> [SHORT PROBLEM] Retype all of the data exactly as given.

> [EXERCISE INPUT]
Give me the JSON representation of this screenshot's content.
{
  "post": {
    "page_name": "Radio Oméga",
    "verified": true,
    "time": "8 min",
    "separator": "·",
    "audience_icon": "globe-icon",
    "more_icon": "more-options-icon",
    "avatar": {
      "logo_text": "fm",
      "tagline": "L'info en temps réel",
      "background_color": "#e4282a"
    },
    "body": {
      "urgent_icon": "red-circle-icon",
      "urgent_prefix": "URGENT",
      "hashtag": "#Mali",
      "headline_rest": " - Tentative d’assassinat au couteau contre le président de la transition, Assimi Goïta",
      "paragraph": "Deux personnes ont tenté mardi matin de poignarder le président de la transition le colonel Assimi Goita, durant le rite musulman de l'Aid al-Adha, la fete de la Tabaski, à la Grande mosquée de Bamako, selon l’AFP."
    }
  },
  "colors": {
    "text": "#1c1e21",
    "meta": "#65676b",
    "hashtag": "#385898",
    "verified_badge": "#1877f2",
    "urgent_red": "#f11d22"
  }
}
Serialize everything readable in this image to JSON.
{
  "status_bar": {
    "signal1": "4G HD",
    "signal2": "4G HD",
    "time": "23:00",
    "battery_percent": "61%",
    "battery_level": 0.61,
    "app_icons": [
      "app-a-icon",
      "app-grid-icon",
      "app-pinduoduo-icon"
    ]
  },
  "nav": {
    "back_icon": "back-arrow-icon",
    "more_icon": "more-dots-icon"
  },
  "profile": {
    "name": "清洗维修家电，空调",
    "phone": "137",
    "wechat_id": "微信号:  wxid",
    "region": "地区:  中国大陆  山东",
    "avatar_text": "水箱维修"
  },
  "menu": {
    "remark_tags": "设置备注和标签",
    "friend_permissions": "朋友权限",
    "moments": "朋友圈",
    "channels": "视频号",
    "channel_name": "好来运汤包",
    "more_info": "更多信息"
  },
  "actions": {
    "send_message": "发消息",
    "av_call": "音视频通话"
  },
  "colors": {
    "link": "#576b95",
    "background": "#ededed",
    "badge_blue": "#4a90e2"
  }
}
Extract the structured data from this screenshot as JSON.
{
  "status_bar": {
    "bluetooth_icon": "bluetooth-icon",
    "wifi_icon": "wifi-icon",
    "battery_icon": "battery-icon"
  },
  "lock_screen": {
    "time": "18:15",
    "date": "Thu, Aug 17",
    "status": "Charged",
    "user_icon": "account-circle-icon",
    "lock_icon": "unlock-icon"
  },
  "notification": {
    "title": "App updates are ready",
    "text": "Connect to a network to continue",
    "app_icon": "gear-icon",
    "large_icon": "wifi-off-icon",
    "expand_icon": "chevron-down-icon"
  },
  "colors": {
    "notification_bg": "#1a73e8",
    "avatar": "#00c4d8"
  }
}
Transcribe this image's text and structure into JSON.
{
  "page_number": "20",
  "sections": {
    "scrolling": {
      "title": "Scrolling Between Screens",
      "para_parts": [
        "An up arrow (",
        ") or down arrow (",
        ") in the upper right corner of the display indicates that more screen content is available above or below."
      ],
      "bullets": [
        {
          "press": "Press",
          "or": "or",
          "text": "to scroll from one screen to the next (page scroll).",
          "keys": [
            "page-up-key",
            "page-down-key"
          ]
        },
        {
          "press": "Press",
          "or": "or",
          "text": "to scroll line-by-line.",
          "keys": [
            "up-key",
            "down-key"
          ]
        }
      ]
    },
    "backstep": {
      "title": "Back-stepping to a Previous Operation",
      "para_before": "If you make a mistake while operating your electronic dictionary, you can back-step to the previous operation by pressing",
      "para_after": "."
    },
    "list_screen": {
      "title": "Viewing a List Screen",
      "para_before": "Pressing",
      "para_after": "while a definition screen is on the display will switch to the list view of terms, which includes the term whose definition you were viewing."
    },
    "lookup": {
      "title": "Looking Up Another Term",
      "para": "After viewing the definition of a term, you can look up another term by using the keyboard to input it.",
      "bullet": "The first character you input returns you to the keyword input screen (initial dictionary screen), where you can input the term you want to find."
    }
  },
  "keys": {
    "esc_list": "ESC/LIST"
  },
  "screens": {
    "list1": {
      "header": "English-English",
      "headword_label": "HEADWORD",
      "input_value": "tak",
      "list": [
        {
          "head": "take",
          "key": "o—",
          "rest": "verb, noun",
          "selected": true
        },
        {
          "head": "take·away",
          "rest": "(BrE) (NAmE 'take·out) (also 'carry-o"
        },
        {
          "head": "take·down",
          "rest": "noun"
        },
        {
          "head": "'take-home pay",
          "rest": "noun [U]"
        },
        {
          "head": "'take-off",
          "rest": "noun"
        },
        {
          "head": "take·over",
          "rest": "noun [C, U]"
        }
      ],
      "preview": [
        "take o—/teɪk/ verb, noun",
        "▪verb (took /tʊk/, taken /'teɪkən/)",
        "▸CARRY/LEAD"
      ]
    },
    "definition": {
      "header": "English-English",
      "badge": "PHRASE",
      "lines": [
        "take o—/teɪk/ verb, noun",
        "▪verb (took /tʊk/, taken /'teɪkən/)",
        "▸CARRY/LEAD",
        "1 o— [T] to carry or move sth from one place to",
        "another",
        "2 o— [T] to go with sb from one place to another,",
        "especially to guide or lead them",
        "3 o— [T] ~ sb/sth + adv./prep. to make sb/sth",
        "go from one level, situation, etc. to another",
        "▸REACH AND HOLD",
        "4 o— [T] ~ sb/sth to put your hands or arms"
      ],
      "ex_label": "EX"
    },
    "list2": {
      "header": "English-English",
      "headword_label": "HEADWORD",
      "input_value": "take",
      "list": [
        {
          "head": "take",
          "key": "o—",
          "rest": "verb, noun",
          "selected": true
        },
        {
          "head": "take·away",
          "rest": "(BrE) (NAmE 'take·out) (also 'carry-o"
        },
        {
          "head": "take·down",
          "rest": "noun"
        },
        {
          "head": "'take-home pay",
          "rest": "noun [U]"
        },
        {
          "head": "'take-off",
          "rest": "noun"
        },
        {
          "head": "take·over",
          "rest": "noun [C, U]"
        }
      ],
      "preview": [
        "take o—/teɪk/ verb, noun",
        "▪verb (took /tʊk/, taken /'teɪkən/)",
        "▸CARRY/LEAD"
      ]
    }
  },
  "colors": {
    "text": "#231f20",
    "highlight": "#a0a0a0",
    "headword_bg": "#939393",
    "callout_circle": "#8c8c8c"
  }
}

> [RESULT OF THE TASK]
Give me the JSON representation of this screenshot's content.
{
  "post": {
    "page_name": "Radio Oméga",
    "verified": true,
    "time": "8 min",
    "separator": "·",
    "audience_icon": "globe-icon",
    "more_icon": "more-options-icon",
    "avatar": {
      "logo_text": "fm",
      "tagline": "L'info en temps réel",
      "background_color": "#e4282a"
    },
    "body": {
      "urgent_icon": "red-circle-icon",
      "urgent_prefix": "URGENT",
      "hashtag": "#Mali",
      "headline_rest": " - Tentative d’assassinat au couteau contre le président de la transition, Assimi Goïta",
      "paragraph": "Deux personnes ont tenté mardi matin de poignarder le président de la transition le colonel Assimi Goita, durant le rite musulman de l'Aid al-Adha, la fete de la Tabaski, à la Grande mosquée de Bamako, selon l’AFP."
    }
  },
  "colors": {
    "text": "#1c1e21",
    "meta": "#65676b",
    "hashtag": "#385898",
    "verified_badge": "#1877f2",
    "urgent_red": "#f11d22"
  }
}
Serialize everything readable in this image to JSON.
{
  "status_bar": {
    "signal1": "4G HD",
    "signal2": "4G HD",
    "time": "23:00",
    "battery_percent": "61%",
    "battery_level": 0.61,
    "app_icons": [
      "app-a-icon",
      "app-grid-icon",
      "app-pinduoduo-icon"
    ]
  },
  "nav": {
    "back_icon": "back-arrow-icon",
    "more_icon": "more-dots-icon"
  },
  "profile": {
    "name": "清洗维修家电，空调",
    "phone": "137",
    "wechat_id": "微信号:  wxid",
    "region": "地区:  中国大陆  山东",
    "avatar_text": "水箱维修"
  },
  "menu": {
    "remark_tags": "设置备注和标签",
    "friend_permissions": "朋友权限",
    "moments": "朋友圈",
    "channels": "视频号",
    "channel_name": "好来运汤包",
    "more_info": "更多信息"
  },
  "actions": {
    "send_message": "发消息",
    "av_call": "音视频通话"
  },
  "colors": {
    "link": "#576b95",
    "background": "#ededed",
    "badge_blue": "#4a90e2"
  }
}
Extract the structured data from this screenshot as JSON.
{
  "status_bar": {
    "bluetooth_icon": "bluetooth-icon",
    "wifi_icon": "wifi-icon",
    "battery_icon": "battery-icon"
  },
  "lock_screen": {
    "time": "18:15",
    "date": "Thu, Aug 17",
    "status": "Charged",
    "user_icon": "account-circle-icon",
    "lock_icon": "unlock-icon"
  },
  "notification": {
    "title": "App updates are ready",
    "text": "Connect to a network to continue",
    "app_icon": "gear-icon",
    "large_icon": "wifi-off-icon",
    "expand_icon": "chevron-down-icon"
  },
  "colors": {
    "notification_bg": "#1a73e8",
    "avatar": "#00c4d8"
  }
}
Transcribe this image's text and structure into JSON.
{
  "page_number": "20",
  "sections": {
    "scrolling": {
      "title": "Scrolling Between Screens",
      "para_parts": [
        "An up arrow (",
        ") or down arrow (",
        ") in the upper right corner of the display indicates that more screen content is available above or below."
      ],
      "bullets": [
        {
          "press": "Press",
          "or": "or",
          "text": "to scroll from one screen to the next (page scroll).",
          "keys": [
            "page-up-key",
            "page-down-key"
          ]
        },
        {
          "press": "Press",
          "or": "or",
          "text": "to scroll line-by-line.",
          "keys": [
            "up-key",
            "down-key"
          ]
        }
      ]
    },
    "backstep": {
      "title": "Back-stepping to a Previous Operation",
      "para_before": "If you make a mistake while operating your electronic dictionary, you can back-step to the previous operation by pressing",
      "para_after": "."
    },
    "list_screen": {
      "title": "Viewing a List Screen",
      "para_before": "Pressing",
      "para_after": "while a definition screen is on the display will switch to the list view of terms, which includes the term whose definition you were viewing."
    },
    "lookup": {
      "title": "Looking Up Another Term",
      "para": "After viewing the definition of a term, you can look up another term by using the keyboard to input it.",
      "bullet": "The first character you input returns you to the keyword input screen (initial dictionary screen), where you can input the term you want to find."
    }
  },
  "keys": {
    "esc_list": "ESC/LIST"
  },
  "screens": {
    "list1": {
      "header": "English-English",
      "headword_label": "HEADWORD",
      "input_value": "tak",
      "list": [
        {
          "head": "take",
          "key": "o—",
          "rest": "verb, noun",
          "selected": true
        },
        {
          "head": "take·away",
          "rest": "(BrE) (NAmE 'take·out) (also 'carry-o"
        },
        {
          "head": "take·down",
          "rest": "noun"
        },
        {
          "head": "'take-home pay",
          "rest": "noun [U]"
        },
        {
          "head": "'take-off",
          "rest": "noun"
        },
        {
          "head": "take·over",
          "rest": "noun [C, U]"
        }
      ],
      "preview": [
        "take o—/teɪk/ verb, noun",
        "▪verb (took /tʊk/, taken /'teɪkən/)",
        "▸CARRY/LEAD"
      ]
    },
    "definition": {
      "header": "English-English",
      "badge": "PHRASE",
      "lines": [
        "take o—/teɪk/ verb, noun",
        "▪verb (took /tʊk/, taken /'teɪkən/)",
        "▸CARRY/LEAD",
        "1 o— [T] to carry or move sth from one place to",
        "another",
        "2 o— [T] to go with sb from one place to another,",
        "especially to guide or lead them",
        "3 o— [T] ~ sb/sth + adv./prep. to make sb/sth",
        "go from one level, situation, etc. to another",
        "▸REACH AND HOLD",
        "4 o— [T] ~ sb/sth to put your hands or arms"
      ],
      "ex_label": "EX"
    },
    "list2": {
      "header": "English-English",
      "headword_label": "HEADWORD",
      "input_value": "take",
      "list": [
        {
          "head": "take",
          "key": "o—",
          "rest": "verb, noun",
          "selected": true
        },
        {
          "head": "take·away",
          "rest": "(BrE) (NAmE 'take·out) (also 'carry-o"
        },
        {
          "head": "take·down",
          "rest": "noun"
        },
        {
          "head": "'take-home pay",
          "rest": "noun [U]"
        },
        {
          "head": "'take-off",
          "rest": "noun"
        },
        {
          "head": "take·over",
          "rest": "noun [C, U]"
        }
      ],
      "preview": [
        "take o—/teɪk/ verb, noun",
        "▪verb (took /tʊk/, taken /'teɪkən/)",
        "▸CARRY/LEAD"
      ]
    }
  },
  "colors": {
    "text": "#231f20",
    "highlight": "#a0a0a0",
    "headword_bg": "#939393",
    "callout_circle": "#8c8c8c"
  }
}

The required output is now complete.